Rows from a dataset -
--
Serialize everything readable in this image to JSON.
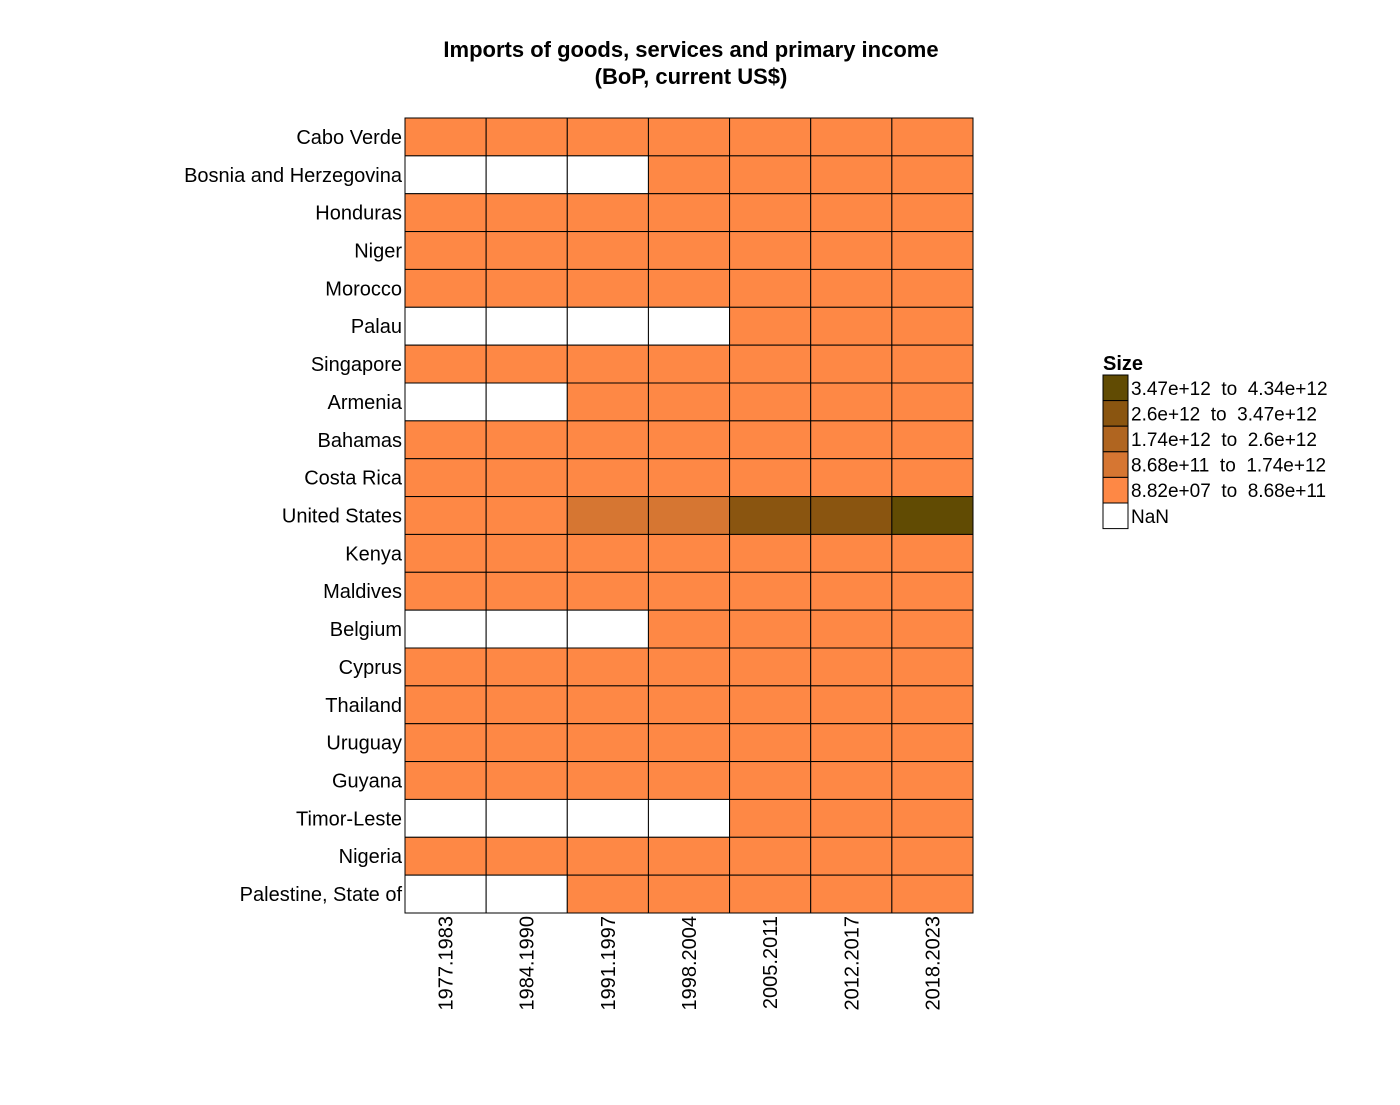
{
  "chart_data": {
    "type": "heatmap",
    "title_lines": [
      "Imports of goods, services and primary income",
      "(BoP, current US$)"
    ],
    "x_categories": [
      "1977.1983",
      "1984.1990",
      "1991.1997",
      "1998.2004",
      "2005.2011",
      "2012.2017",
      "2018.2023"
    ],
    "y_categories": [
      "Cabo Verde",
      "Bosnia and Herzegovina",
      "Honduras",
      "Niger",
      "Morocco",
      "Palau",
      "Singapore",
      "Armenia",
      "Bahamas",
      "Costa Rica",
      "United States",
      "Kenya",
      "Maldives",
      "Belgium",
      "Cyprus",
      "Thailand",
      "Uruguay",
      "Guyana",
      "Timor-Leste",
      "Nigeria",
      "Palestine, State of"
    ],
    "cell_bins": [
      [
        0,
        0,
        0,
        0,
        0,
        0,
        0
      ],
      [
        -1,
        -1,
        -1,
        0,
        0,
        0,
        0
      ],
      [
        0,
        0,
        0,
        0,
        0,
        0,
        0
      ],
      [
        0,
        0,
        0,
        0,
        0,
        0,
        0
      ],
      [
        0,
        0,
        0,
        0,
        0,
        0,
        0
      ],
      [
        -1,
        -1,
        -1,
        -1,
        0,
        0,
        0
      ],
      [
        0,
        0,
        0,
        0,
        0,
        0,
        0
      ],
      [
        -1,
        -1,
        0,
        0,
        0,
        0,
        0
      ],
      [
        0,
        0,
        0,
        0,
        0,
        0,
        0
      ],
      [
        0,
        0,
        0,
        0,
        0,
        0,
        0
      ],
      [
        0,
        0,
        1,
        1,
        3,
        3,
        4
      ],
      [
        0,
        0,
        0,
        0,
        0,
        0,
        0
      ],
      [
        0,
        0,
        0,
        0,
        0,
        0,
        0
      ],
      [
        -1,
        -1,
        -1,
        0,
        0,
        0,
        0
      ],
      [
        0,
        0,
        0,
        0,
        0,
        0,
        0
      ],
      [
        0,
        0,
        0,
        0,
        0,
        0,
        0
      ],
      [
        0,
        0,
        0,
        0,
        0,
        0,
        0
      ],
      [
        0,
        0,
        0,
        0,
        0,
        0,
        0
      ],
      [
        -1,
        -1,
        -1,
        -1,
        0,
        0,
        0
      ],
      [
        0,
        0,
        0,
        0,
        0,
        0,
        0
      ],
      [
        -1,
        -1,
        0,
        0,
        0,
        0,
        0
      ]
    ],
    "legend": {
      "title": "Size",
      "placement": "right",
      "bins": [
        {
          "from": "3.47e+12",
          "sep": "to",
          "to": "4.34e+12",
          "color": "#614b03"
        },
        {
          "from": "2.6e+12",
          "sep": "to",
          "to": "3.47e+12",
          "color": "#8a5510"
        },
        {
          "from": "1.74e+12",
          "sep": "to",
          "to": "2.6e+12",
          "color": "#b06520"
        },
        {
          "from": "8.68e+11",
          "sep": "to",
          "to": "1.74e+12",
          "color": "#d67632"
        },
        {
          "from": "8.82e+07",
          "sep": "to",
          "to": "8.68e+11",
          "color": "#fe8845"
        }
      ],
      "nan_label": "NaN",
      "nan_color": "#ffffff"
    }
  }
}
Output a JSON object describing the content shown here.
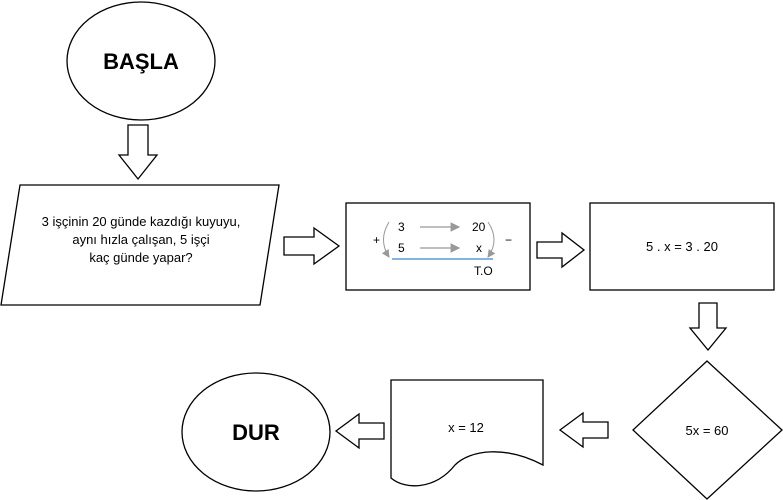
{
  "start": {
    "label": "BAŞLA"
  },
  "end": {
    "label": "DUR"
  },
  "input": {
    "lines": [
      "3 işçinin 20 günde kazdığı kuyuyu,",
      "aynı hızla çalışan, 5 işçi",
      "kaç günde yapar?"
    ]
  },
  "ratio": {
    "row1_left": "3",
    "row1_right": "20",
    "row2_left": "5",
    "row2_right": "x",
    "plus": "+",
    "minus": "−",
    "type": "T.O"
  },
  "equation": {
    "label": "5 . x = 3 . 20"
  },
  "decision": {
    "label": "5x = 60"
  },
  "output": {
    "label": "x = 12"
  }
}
--
Given exercise - Copy out each line word for word, please, skipping the images.

Solution for this task -
Serialize everything readable in this image to JSON.
{
  "chart_data": {
    "type": "heatmap",
    "title_lines": [
      "Imports of goods, services and primary income",
      "(BoP, current US$)"
    ],
    "x_categories": [
      "1977.1983",
      "1984.1990",
      "1991.1997",
      "1998.2004",
      "2005.2011",
      "2012.2017",
      "2018.2023"
    ],
    "y_categories": [
      "Cabo Verde",
      "Bosnia and Herzegovina",
      "Honduras",
      "Niger",
      "Morocco",
      "Palau",
      "Singapore",
      "Armenia",
      "Bahamas",
      "Costa Rica",
      "United States",
      "Kenya",
      "Maldives",
      "Belgium",
      "Cyprus",
      "Thailand",
      "Uruguay",
      "Guyana",
      "Timor-Leste",
      "Nigeria",
      "Palestine, State of"
    ],
    "cell_bins": [
      [
        0,
        0,
        0,
        0,
        0,
        0,
        0
      ],
      [
        -1,
        -1,
        -1,
        0,
        0,
        0,
        0
      ],
      [
        0,
        0,
        0,
        0,
        0,
        0,
        0
      ],
      [
        0,
        0,
        0,
        0,
        0,
        0,
        0
      ],
      [
        0,
        0,
        0,
        0,
        0,
        0,
        0
      ],
      [
        -1,
        -1,
        -1,
        -1,
        0,
        0,
        0
      ],
      [
        0,
        0,
        0,
        0,
        0,
        0,
        0
      ],
      [
        -1,
        -1,
        0,
        0,
        0,
        0,
        0
      ],
      [
        0,
        0,
        0,
        0,
        0,
        0,
        0
      ],
      [
        0,
        0,
        0,
        0,
        0,
        0,
        0
      ],
      [
        0,
        0,
        1,
        1,
        3,
        3,
        4
      ],
      [
        0,
        0,
        0,
        0,
        0,
        0,
        0
      ],
      [
        0,
        0,
        0,
        0,
        0,
        0,
        0
      ],
      [
        -1,
        -1,
        -1,
        0,
        0,
        0,
        0
      ],
      [
        0,
        0,
        0,
        0,
        0,
        0,
        0
      ],
      [
        0,
        0,
        0,
        0,
        0,
        0,
        0
      ],
      [
        0,
        0,
        0,
        0,
        0,
        0,
        0
      ],
      [
        0,
        0,
        0,
        0,
        0,
        0,
        0
      ],
      [
        -1,
        -1,
        -1,
        -1,
        0,
        0,
        0
      ],
      [
        0,
        0,
        0,
        0,
        0,
        0,
        0
      ],
      [
        -1,
        -1,
        0,
        0,
        0,
        0,
        0
      ]
    ],
    "legend": {
      "title": "Size",
      "placement": "right",
      "bins": [
        {
          "from": "3.47e+12",
          "sep": "to",
          "to": "4.34e+12",
          "color": "#614b03"
        },
        {
          "from": "2.6e+12",
          "sep": "to",
          "to": "3.47e+12",
          "color": "#8a5510"
        },
        {
          "from": "1.74e+12",
          "sep": "to",
          "to": "2.6e+12",
          "color": "#b06520"
        },
        {
          "from": "8.68e+11",
          "sep": "to",
          "to": "1.74e+12",
          "color": "#d67632"
        },
        {
          "from": "8.82e+07",
          "sep": "to",
          "to": "8.68e+11",
          "color": "#fe8845"
        }
      ],
      "nan_label": "NaN",
      "nan_color": "#ffffff"
    }
  }
}
Output a JSON object describing the content shown here.
{
  "start": {
    "label": "BAŞLA"
  },
  "end": {
    "label": "DUR"
  },
  "input": {
    "lines": [
      "3 işçinin 20 günde kazdığı kuyuyu,",
      "aynı hızla çalışan, 5 işçi",
      "kaç günde yapar?"
    ]
  },
  "ratio": {
    "row1_left": "3",
    "row1_right": "20",
    "row2_left": "5",
    "row2_right": "x",
    "plus": "+",
    "minus": "−",
    "type": "T.O"
  },
  "equation": {
    "label": "5 . x = 3 . 20"
  },
  "decision": {
    "label": "5x = 60"
  },
  "output": {
    "label": "x = 12"
  }
}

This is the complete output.